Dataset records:
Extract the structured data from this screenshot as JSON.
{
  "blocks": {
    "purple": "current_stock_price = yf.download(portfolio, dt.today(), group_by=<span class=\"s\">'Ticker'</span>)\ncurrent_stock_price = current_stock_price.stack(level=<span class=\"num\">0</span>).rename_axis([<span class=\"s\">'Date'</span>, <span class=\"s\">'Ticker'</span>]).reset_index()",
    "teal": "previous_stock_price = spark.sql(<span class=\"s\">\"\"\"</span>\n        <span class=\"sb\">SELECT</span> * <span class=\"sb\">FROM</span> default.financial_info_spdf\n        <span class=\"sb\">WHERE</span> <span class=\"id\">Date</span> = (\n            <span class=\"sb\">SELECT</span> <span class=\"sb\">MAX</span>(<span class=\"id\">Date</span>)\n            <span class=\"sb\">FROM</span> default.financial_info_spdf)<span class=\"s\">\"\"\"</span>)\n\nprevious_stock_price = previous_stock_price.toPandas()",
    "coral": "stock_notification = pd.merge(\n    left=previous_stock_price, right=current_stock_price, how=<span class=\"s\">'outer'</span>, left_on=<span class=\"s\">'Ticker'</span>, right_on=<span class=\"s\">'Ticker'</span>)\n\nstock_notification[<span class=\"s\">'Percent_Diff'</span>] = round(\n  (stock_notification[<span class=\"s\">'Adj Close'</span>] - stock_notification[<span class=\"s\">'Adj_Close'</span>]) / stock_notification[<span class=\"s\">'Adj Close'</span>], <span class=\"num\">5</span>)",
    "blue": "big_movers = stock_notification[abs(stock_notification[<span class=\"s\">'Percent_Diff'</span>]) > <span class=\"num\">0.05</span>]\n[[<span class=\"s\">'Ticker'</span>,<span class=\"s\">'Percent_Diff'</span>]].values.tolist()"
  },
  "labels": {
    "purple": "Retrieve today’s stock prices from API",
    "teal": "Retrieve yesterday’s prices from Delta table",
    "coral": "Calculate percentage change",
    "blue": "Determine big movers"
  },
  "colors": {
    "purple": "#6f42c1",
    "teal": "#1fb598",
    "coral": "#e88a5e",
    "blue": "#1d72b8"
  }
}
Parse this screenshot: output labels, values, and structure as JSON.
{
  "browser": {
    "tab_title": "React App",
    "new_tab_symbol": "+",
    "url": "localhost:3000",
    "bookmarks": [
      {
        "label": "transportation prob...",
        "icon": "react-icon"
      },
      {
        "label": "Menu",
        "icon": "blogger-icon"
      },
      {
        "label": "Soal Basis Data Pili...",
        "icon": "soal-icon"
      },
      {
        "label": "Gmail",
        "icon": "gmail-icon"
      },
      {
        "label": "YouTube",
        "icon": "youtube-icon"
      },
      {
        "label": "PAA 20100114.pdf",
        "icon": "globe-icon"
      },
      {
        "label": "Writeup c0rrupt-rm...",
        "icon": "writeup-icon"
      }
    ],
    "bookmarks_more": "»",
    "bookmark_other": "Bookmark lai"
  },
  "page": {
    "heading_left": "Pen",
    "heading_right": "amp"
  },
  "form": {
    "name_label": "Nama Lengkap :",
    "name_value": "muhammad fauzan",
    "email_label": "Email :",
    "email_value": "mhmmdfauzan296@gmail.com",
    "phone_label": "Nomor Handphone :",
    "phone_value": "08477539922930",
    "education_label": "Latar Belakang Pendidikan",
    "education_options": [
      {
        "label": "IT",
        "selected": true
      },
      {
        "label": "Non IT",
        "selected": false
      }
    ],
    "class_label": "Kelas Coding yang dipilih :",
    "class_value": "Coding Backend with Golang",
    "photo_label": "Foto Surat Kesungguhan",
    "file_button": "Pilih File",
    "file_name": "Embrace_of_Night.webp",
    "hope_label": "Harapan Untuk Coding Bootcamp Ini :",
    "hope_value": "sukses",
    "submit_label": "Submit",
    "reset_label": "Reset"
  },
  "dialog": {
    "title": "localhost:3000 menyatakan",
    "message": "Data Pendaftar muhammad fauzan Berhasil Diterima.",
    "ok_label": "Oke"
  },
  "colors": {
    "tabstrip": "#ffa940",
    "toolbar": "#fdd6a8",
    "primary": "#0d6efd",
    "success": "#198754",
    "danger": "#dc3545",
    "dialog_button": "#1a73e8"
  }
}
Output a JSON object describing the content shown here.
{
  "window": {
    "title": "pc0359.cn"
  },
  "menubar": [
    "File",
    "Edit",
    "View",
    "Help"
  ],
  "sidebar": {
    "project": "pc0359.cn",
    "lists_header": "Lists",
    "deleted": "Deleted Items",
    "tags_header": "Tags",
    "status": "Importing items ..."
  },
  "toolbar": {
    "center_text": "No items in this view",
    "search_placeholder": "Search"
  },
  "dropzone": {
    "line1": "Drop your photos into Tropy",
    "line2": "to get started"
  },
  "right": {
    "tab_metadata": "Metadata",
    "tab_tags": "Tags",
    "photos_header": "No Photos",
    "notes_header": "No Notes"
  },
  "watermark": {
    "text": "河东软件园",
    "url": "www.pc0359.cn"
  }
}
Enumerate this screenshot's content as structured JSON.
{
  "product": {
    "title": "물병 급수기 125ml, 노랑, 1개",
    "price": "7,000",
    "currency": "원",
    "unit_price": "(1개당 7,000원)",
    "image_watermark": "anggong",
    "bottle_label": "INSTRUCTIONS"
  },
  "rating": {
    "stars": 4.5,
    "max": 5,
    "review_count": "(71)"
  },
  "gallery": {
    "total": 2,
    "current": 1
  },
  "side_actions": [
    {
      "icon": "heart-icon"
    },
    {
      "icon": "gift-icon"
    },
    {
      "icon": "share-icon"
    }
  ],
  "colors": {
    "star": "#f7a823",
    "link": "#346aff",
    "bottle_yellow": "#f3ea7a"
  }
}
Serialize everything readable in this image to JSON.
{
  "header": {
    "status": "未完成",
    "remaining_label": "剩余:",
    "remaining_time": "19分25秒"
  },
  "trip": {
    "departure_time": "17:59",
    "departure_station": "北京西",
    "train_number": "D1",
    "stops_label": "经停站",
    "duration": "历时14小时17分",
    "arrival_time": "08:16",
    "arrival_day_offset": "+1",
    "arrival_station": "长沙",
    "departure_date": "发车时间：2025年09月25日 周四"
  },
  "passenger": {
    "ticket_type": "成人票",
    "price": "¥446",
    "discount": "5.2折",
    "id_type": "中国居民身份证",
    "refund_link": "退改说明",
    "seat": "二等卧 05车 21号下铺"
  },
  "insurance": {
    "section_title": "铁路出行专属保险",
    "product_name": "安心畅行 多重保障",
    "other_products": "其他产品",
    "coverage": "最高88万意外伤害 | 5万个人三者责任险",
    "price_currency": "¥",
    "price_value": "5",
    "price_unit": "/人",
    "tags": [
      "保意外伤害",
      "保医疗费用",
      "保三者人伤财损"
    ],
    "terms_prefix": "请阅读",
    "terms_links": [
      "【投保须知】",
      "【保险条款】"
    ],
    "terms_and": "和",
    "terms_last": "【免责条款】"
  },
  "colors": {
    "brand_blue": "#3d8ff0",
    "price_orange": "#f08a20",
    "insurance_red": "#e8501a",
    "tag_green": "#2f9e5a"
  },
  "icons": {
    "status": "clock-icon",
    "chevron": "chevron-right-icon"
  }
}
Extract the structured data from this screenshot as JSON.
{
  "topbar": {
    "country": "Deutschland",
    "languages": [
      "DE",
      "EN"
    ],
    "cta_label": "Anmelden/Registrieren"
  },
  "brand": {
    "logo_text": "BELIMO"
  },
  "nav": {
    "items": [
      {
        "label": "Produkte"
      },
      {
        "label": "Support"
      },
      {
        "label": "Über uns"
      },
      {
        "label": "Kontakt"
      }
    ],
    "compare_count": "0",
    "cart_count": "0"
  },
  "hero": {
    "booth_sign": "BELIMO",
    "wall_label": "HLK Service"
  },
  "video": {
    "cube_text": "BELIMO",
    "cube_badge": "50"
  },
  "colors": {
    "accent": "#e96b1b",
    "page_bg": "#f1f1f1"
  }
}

> [Task statement]: Write out only the final block of lines, starting at the line with "Serialize everything readable" and running to the end of the material.

> [Response to the task]:
Serialize everything readable in this image to JSON.
{
  "header": {
    "status": "未完成",
    "remaining_label": "剩余:",
    "remaining_time": "19分25秒"
  },
  "trip": {
    "departure_time": "17:59",
    "departure_station": "北京西",
    "train_number": "D1",
    "stops_label": "经停站",
    "duration": "历时14小时17分",
    "arrival_time": "08:16",
    "arrival_day_offset": "+1",
    "arrival_station": "长沙",
    "departure_date": "发车时间：2025年09月25日 周四"
  },
  "passenger": {
    "ticket_type": "成人票",
    "price": "¥446",
    "discount": "5.2折",
    "id_type": "中国居民身份证",
    "refund_link": "退改说明",
    "seat": "二等卧 05车 21号下铺"
  },
  "insurance": {
    "section_title": "铁路出行专属保险",
    "product_name": "安心畅行 多重保障",
    "other_products": "其他产品",
    "coverage": "最高88万意外伤害 | 5万个人三者责任险",
    "price_currency": "¥",
    "price_value": "5",
    "price_unit": "/人",
    "tags": [
      "保意外伤害",
      "保医疗费用",
      "保三者人伤财损"
    ],
    "terms_prefix": "请阅读",
    "terms_links": [
      "【投保须知】",
      "【保险条款】"
    ],
    "terms_and": "和",
    "terms_last": "【免责条款】"
  },
  "colors": {
    "brand_blue": "#3d8ff0",
    "price_orange": "#f08a20",
    "insurance_red": "#e8501a",
    "tag_green": "#2f9e5a"
  },
  "icons": {
    "status": "clock-icon",
    "chevron": "chevron-right-icon"
  }
}
Extract the structured data from this screenshot as JSON.
{
  "topbar": {
    "country": "Deutschland",
    "languages": [
      "DE",
      "EN"
    ],
    "cta_label": "Anmelden/Registrieren"
  },
  "brand": {
    "logo_text": "BELIMO"
  },
  "nav": {
    "items": [
      {
        "label": "Produkte"
      },
      {
        "label": "Support"
      },
      {
        "label": "Über uns"
      },
      {
        "label": "Kontakt"
      }
    ],
    "compare_count": "0",
    "cart_count": "0"
  },
  "hero": {
    "booth_sign": "BELIMO",
    "wall_label": "HLK Service"
  },
  "video": {
    "cube_text": "BELIMO",
    "cube_badge": "50"
  },
  "colors": {
    "accent": "#e96b1b",
    "page_bg": "#f1f1f1"
  }
}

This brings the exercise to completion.